**EXERCISE DIRECTIONS**:
Filter the records for lines holding the string "data".
[Start]
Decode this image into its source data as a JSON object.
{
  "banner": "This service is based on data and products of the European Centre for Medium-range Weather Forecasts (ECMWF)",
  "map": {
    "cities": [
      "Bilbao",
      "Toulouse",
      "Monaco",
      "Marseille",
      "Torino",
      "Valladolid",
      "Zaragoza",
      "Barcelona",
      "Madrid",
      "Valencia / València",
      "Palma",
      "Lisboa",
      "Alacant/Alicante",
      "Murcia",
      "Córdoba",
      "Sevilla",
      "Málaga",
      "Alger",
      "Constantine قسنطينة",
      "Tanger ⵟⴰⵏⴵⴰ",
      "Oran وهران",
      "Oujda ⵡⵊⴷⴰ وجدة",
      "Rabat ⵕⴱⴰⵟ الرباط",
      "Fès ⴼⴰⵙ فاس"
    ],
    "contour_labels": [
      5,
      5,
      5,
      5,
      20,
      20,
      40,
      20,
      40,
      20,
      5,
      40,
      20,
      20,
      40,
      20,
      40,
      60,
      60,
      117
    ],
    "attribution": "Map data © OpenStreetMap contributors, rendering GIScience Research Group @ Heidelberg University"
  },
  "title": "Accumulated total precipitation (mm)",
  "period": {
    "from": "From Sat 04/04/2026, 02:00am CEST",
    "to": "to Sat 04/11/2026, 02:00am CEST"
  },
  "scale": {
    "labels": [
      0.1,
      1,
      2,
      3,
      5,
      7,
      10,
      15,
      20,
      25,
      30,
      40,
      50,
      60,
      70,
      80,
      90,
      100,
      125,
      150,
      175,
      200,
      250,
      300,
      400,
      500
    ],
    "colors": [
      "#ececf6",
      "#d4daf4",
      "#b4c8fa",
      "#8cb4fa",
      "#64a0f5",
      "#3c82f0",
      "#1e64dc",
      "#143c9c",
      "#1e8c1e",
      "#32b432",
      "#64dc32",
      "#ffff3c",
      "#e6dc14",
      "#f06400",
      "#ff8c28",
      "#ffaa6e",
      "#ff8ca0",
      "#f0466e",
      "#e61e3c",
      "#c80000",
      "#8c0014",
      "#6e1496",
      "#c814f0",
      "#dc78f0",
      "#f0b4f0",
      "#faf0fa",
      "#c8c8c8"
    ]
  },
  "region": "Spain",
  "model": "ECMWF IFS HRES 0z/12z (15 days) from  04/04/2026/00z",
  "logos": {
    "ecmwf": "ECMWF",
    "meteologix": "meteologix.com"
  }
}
[End]
**ANSWER BELOW**:
Decode this image into its source data as a JSON object.
  "banner": "This service is based on data and products of the European Centre for Medium-range Weather Forecasts (ECMWF)",
    "attribution": "Map data © OpenStreetMap contributors, rendering GIScience Research Group @ Heidelberg University"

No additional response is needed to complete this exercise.